## Dataset records:
____________________
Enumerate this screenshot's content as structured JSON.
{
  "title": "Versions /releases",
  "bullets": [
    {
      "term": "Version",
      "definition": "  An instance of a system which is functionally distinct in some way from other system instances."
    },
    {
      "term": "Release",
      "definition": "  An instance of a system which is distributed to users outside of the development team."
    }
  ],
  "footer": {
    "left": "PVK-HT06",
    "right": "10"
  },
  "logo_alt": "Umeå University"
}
____________________
## WHAT THIS TASK INVOLVES:
Repeat every line of the material exactly as given.

## RESULT:
Enumerate this screenshot's content as structured JSON.
{
  "title": "Versions /releases",
  "bullets": [
    {
      "term": "Version",
      "definition": "  An instance of a system which is functionally distinct in some way from other system instances."
    },
    {
      "term": "Release",
      "definition": "  An instance of a system which is distributed to users outside of the development team."
    }
  ],
  "footer": {
    "left": "PVK-HT06",
    "right": "10"
  },
  "logo_alt": "Umeå University"
}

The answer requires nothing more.